* [Your task]:
Reproduce all of the data that follows, character for character.

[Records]
::::

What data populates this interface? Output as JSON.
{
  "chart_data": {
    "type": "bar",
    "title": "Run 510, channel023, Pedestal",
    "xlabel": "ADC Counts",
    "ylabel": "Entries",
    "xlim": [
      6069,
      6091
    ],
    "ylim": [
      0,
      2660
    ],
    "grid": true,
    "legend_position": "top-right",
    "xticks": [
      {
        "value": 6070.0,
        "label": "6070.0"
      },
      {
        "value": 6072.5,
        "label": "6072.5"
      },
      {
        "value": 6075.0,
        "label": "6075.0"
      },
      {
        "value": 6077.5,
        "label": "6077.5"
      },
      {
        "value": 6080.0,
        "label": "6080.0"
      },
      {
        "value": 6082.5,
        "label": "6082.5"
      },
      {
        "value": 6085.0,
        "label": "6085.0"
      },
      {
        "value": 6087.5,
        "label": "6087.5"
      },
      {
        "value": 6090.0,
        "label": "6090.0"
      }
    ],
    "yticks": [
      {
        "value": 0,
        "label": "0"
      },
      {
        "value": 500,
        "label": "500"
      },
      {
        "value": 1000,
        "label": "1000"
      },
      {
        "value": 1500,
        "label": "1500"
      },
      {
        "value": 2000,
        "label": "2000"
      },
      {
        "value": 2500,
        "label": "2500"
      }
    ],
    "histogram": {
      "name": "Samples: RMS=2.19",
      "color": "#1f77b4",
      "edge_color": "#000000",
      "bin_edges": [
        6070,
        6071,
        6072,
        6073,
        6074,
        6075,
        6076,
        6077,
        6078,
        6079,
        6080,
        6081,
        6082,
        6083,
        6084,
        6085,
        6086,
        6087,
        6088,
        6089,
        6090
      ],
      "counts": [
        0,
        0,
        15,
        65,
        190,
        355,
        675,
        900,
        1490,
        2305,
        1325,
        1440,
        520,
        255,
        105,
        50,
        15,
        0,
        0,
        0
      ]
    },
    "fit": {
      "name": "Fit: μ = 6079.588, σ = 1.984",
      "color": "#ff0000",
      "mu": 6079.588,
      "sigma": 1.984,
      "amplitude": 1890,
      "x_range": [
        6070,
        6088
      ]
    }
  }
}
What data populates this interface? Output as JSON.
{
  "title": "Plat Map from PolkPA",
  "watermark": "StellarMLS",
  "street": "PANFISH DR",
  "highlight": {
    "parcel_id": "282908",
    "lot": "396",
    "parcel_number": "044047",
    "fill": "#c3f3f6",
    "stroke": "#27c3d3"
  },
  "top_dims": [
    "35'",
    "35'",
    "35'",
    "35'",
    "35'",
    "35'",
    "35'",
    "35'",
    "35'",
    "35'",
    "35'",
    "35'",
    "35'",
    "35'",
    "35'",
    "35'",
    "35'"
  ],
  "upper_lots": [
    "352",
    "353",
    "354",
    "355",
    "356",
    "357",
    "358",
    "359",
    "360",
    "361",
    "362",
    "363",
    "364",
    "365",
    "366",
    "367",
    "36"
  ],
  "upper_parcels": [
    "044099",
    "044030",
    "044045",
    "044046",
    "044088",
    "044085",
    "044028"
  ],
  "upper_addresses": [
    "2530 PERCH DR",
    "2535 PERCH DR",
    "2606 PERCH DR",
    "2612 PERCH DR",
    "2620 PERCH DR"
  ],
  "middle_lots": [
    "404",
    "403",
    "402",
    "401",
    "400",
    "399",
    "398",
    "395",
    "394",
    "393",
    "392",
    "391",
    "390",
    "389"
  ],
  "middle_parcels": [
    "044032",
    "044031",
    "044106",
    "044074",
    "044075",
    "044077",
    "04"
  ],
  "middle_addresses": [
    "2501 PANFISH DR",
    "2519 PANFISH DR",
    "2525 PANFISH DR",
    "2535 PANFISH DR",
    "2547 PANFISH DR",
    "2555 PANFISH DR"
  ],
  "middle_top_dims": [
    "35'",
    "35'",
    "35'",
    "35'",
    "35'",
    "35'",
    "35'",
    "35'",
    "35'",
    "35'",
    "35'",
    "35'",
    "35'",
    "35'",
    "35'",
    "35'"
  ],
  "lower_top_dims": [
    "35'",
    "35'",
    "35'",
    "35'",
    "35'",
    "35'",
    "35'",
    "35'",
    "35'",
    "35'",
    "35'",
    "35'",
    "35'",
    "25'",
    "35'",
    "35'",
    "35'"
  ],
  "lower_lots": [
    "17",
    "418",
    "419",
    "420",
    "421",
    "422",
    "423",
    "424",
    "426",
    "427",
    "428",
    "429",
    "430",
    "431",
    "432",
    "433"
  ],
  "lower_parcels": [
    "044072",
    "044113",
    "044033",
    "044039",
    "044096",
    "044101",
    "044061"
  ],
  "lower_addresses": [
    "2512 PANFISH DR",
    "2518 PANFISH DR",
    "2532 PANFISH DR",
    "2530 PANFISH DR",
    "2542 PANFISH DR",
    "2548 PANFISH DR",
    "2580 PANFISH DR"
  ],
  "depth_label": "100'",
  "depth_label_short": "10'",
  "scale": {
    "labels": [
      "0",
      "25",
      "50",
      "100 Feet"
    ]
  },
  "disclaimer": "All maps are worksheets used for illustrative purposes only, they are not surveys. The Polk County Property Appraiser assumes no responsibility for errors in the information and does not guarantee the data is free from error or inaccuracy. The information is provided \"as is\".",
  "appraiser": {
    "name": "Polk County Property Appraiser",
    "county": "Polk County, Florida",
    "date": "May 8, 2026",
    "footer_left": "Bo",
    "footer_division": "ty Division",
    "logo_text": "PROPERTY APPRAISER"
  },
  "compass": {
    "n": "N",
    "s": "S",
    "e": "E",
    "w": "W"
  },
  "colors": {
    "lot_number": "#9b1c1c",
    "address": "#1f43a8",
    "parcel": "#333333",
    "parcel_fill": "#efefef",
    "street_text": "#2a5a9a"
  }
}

::::

* [Complete answer]:
What data populates this interface? Output as JSON.
{
  "chart_data": {
    "type": "bar",
    "title": "Run 510, channel023, Pedestal",
    "xlabel": "ADC Counts",
    "ylabel": "Entries",
    "xlim": [
      6069,
      6091
    ],
    "ylim": [
      0,
      2660
    ],
    "grid": true,
    "legend_position": "top-right",
    "xticks": [
      {
        "value": 6070.0,
        "label": "6070.0"
      },
      {
        "value": 6072.5,
        "label": "6072.5"
      },
      {
        "value": 6075.0,
        "label": "6075.0"
      },
      {
        "value": 6077.5,
        "label": "6077.5"
      },
      {
        "value": 6080.0,
        "label": "6080.0"
      },
      {
        "value": 6082.5,
        "label": "6082.5"
      },
      {
        "value": 6085.0,
        "label": "6085.0"
      },
      {
        "value": 6087.5,
        "label": "6087.5"
      },
      {
        "value": 6090.0,
        "label": "6090.0"
      }
    ],
    "yticks": [
      {
        "value": 0,
        "label": "0"
      },
      {
        "value": 500,
        "label": "500"
      },
      {
        "value": 1000,
        "label": "1000"
      },
      {
        "value": 1500,
        "label": "1500"
      },
      {
        "value": 2000,
        "label": "2000"
      },
      {
        "value": 2500,
        "label": "2500"
      }
    ],
    "histogram": {
      "name": "Samples: RMS=2.19",
      "color": "#1f77b4",
      "edge_color": "#000000",
      "bin_edges": [
        6070,
        6071,
        6072,
        6073,
        6074,
        6075,
        6076,
        6077,
        6078,
        6079,
        6080,
        6081,
        6082,
        6083,
        6084,
        6085,
        6086,
        6087,
        6088,
        6089,
        6090
      ],
      "counts": [
        0,
        0,
        15,
        65,
        190,
        355,
        675,
        900,
        1490,
        2305,
        1325,
        1440,
        520,
        255,
        105,
        50,
        15,
        0,
        0,
        0
      ]
    },
    "fit": {
      "name": "Fit: μ = 6079.588, σ = 1.984",
      "color": "#ff0000",
      "mu": 6079.588,
      "sigma": 1.984,
      "amplitude": 1890,
      "x_range": [
        6070,
        6088
      ]
    }
  }
}
What data populates this interface? Output as JSON.
{
  "title": "Plat Map from PolkPA",
  "watermark": "StellarMLS",
  "street": "PANFISH DR",
  "highlight": {
    "parcel_id": "282908",
    "lot": "396",
    "parcel_number": "044047",
    "fill": "#c3f3f6",
    "stroke": "#27c3d3"
  },
  "top_dims": [
    "35'",
    "35'",
    "35'",
    "35'",
    "35'",
    "35'",
    "35'",
    "35'",
    "35'",
    "35'",
    "35'",
    "35'",
    "35'",
    "35'",
    "35'",
    "35'",
    "35'"
  ],
  "upper_lots": [
    "352",
    "353",
    "354",
    "355",
    "356",
    "357",
    "358",
    "359",
    "360",
    "361",
    "362",
    "363",
    "364",
    "365",
    "366",
    "367",
    "36"
  ],
  "upper_parcels": [
    "044099",
    "044030",
    "044045",
    "044046",
    "044088",
    "044085",
    "044028"
  ],
  "upper_addresses": [
    "2530 PERCH DR",
    "2535 PERCH DR",
    "2606 PERCH DR",
    "2612 PERCH DR",
    "2620 PERCH DR"
  ],
  "middle_lots": [
    "404",
    "403",
    "402",
    "401",
    "400",
    "399",
    "398",
    "395",
    "394",
    "393",
    "392",
    "391",
    "390",
    "389"
  ],
  "middle_parcels": [
    "044032",
    "044031",
    "044106",
    "044074",
    "044075",
    "044077",
    "04"
  ],
  "middle_addresses": [
    "2501 PANFISH DR",
    "2519 PANFISH DR",
    "2525 PANFISH DR",
    "2535 PANFISH DR",
    "2547 PANFISH DR",
    "2555 PANFISH DR"
  ],
  "middle_top_dims": [
    "35'",
    "35'",
    "35'",
    "35'",
    "35'",
    "35'",
    "35'",
    "35'",
    "35'",
    "35'",
    "35'",
    "35'",
    "35'",
    "35'",
    "35'",
    "35'"
  ],
  "lower_top_dims": [
    "35'",
    "35'",
    "35'",
    "35'",
    "35'",
    "35'",
    "35'",
    "35'",
    "35'",
    "35'",
    "35'",
    "35'",
    "35'",
    "25'",
    "35'",
    "35'",
    "35'"
  ],
  "lower_lots": [
    "17",
    "418",
    "419",
    "420",
    "421",
    "422",
    "423",
    "424",
    "426",
    "427",
    "428",
    "429",
    "430",
    "431",
    "432",
    "433"
  ],
  "lower_parcels": [
    "044072",
    "044113",
    "044033",
    "044039",
    "044096",
    "044101",
    "044061"
  ],
  "lower_addresses": [
    "2512 PANFISH DR",
    "2518 PANFISH DR",
    "2532 PANFISH DR",
    "2530 PANFISH DR",
    "2542 PANFISH DR",
    "2548 PANFISH DR",
    "2580 PANFISH DR"
  ],
  "depth_label": "100'",
  "depth_label_short": "10'",
  "scale": {
    "labels": [
      "0",
      "25",
      "50",
      "100 Feet"
    ]
  },
  "disclaimer": "All maps are worksheets used for illustrative purposes only, they are not surveys. The Polk County Property Appraiser assumes no responsibility for errors in the information and does not guarantee the data is free from error or inaccuracy. The information is provided \"as is\".",
  "appraiser": {
    "name": "Polk County Property Appraiser",
    "county": "Polk County, Florida",
    "date": "May 8, 2026",
    "footer_left": "Bo",
    "footer_division": "ty Division",
    "logo_text": "PROPERTY APPRAISER"
  },
  "compass": {
    "n": "N",
    "s": "S",
    "e": "E",
    "w": "W"
  },
  "colors": {
    "lot_number": "#9b1c1c",
    "address": "#1f43a8",
    "parcel": "#333333",
    "parcel_fill": "#efefef",
    "street_text": "#2a5a9a"
  }
}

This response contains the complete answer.